[Items from a figure collection]
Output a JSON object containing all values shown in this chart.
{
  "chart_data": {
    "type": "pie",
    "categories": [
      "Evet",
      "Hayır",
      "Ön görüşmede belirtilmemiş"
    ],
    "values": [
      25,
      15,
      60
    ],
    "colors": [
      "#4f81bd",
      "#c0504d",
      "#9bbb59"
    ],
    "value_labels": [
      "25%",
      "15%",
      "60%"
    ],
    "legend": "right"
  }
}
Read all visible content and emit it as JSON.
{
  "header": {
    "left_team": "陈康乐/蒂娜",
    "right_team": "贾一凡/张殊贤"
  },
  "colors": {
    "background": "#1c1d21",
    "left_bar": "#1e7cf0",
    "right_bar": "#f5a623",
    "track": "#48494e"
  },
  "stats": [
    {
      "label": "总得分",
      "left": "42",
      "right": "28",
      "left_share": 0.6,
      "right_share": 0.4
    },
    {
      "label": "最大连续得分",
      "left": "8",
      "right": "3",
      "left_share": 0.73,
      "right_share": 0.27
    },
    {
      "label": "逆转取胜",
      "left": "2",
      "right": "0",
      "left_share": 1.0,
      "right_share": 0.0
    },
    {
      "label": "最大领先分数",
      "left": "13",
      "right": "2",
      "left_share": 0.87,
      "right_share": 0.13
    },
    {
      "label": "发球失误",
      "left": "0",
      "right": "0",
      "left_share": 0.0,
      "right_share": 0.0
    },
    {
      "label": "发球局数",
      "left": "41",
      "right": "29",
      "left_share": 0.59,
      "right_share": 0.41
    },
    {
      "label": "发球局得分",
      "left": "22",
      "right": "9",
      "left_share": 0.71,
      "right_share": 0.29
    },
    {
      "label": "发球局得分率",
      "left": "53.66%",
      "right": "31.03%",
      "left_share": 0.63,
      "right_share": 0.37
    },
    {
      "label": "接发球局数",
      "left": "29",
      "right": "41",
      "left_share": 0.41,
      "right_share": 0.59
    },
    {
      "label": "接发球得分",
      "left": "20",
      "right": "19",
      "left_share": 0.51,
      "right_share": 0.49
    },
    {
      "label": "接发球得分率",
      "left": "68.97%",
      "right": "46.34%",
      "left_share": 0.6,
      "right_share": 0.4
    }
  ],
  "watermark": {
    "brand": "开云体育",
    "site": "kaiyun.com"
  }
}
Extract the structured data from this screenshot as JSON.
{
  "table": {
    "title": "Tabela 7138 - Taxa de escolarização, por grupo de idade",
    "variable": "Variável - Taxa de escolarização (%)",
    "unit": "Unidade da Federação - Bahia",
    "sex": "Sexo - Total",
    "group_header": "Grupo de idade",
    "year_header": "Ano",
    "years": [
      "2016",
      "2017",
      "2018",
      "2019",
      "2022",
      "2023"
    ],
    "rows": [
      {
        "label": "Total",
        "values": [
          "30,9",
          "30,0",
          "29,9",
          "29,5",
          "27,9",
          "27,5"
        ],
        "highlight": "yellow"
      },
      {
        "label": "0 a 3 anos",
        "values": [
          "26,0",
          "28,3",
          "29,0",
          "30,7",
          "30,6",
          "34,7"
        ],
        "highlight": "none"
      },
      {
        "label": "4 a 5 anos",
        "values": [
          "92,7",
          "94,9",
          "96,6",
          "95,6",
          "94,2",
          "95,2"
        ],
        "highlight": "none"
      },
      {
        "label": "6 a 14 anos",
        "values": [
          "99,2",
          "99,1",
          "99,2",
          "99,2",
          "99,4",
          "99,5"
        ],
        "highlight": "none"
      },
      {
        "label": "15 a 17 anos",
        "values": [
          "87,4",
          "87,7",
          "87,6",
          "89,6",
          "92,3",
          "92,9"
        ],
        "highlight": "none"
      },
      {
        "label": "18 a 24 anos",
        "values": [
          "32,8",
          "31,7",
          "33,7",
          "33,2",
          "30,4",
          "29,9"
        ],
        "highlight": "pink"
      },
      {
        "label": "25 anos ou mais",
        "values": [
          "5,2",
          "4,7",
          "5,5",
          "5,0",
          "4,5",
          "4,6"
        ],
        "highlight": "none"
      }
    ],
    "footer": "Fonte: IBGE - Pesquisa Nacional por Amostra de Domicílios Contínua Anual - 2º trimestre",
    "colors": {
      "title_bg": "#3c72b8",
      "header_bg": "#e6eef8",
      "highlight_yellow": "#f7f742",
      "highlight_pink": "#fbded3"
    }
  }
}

## Task brief:
Transcribe every entry exactly, omitting nothing.

## Task response:
Output a JSON object containing all values shown in this chart.
{
  "chart_data": {
    "type": "pie",
    "categories": [
      "Evet",
      "Hayır",
      "Ön görüşmede belirtilmemiş"
    ],
    "values": [
      25,
      15,
      60
    ],
    "colors": [
      "#4f81bd",
      "#c0504d",
      "#9bbb59"
    ],
    "value_labels": [
      "25%",
      "15%",
      "60%"
    ],
    "legend": "right"
  }
}
Read all visible content and emit it as JSON.
{
  "header": {
    "left_team": "陈康乐/蒂娜",
    "right_team": "贾一凡/张殊贤"
  },
  "colors": {
    "background": "#1c1d21",
    "left_bar": "#1e7cf0",
    "right_bar": "#f5a623",
    "track": "#48494e"
  },
  "stats": [
    {
      "label": "总得分",
      "left": "42",
      "right": "28",
      "left_share": 0.6,
      "right_share": 0.4
    },
    {
      "label": "最大连续得分",
      "left": "8",
      "right": "3",
      "left_share": 0.73,
      "right_share": 0.27
    },
    {
      "label": "逆转取胜",
      "left": "2",
      "right": "0",
      "left_share": 1.0,
      "right_share": 0.0
    },
    {
      "label": "最大领先分数",
      "left": "13",
      "right": "2",
      "left_share": 0.87,
      "right_share": 0.13
    },
    {
      "label": "发球失误",
      "left": "0",
      "right": "0",
      "left_share": 0.0,
      "right_share": 0.0
    },
    {
      "label": "发球局数",
      "left": "41",
      "right": "29",
      "left_share": 0.59,
      "right_share": 0.41
    },
    {
      "label": "发球局得分",
      "left": "22",
      "right": "9",
      "left_share": 0.71,
      "right_share": 0.29
    },
    {
      "label": "发球局得分率",
      "left": "53.66%",
      "right": "31.03%",
      "left_share": 0.63,
      "right_share": 0.37
    },
    {
      "label": "接发球局数",
      "left": "29",
      "right": "41",
      "left_share": 0.41,
      "right_share": 0.59
    },
    {
      "label": "接发球得分",
      "left": "20",
      "right": "19",
      "left_share": 0.51,
      "right_share": 0.49
    },
    {
      "label": "接发球得分率",
      "left": "68.97%",
      "right": "46.34%",
      "left_share": 0.6,
      "right_share": 0.4
    }
  ],
  "watermark": {
    "brand": "开云体育",
    "site": "kaiyun.com"
  }
}
Extract the structured data from this screenshot as JSON.
{
  "table": {
    "title": "Tabela 7138 - Taxa de escolarização, por grupo de idade",
    "variable": "Variável - Taxa de escolarização (%)",
    "unit": "Unidade da Federação - Bahia",
    "sex": "Sexo - Total",
    "group_header": "Grupo de idade",
    "year_header": "Ano",
    "years": [
      "2016",
      "2017",
      "2018",
      "2019",
      "2022",
      "2023"
    ],
    "rows": [
      {
        "label": "Total",
        "values": [
          "30,9",
          "30,0",
          "29,9",
          "29,5",
          "27,9",
          "27,5"
        ],
        "highlight": "yellow"
      },
      {
        "label": "0 a 3 anos",
        "values": [
          "26,0",
          "28,3",
          "29,0",
          "30,7",
          "30,6",
          "34,7"
        ],
        "highlight": "none"
      },
      {
        "label": "4 a 5 anos",
        "values": [
          "92,7",
          "94,9",
          "96,6",
          "95,6",
          "94,2",
          "95,2"
        ],
        "highlight": "none"
      },
      {
        "label": "6 a 14 anos",
        "values": [
          "99,2",
          "99,1",
          "99,2",
          "99,2",
          "99,4",
          "99,5"
        ],
        "highlight": "none"
      },
      {
        "label": "15 a 17 anos",
        "values": [
          "87,4",
          "87,7",
          "87,6",
          "89,6",
          "92,3",
          "92,9"
        ],
        "highlight": "none"
      },
      {
        "label": "18 a 24 anos",
        "values": [
          "32,8",
          "31,7",
          "33,7",
          "33,2",
          "30,4",
          "29,9"
        ],
        "highlight": "pink"
      },
      {
        "label": "25 anos ou mais",
        "values": [
          "5,2",
          "4,7",
          "5,5",
          "5,0",
          "4,5",
          "4,6"
        ],
        "highlight": "none"
      }
    ],
    "footer": "Fonte: IBGE - Pesquisa Nacional por Amostra de Domicílios Contínua Anual - 2º trimestre",
    "colors": {
      "title_bg": "#3c72b8",
      "header_bg": "#e6eef8",
      "highlight_yellow": "#f7f742",
      "highlight_pink": "#fbded3"
    }
  }
}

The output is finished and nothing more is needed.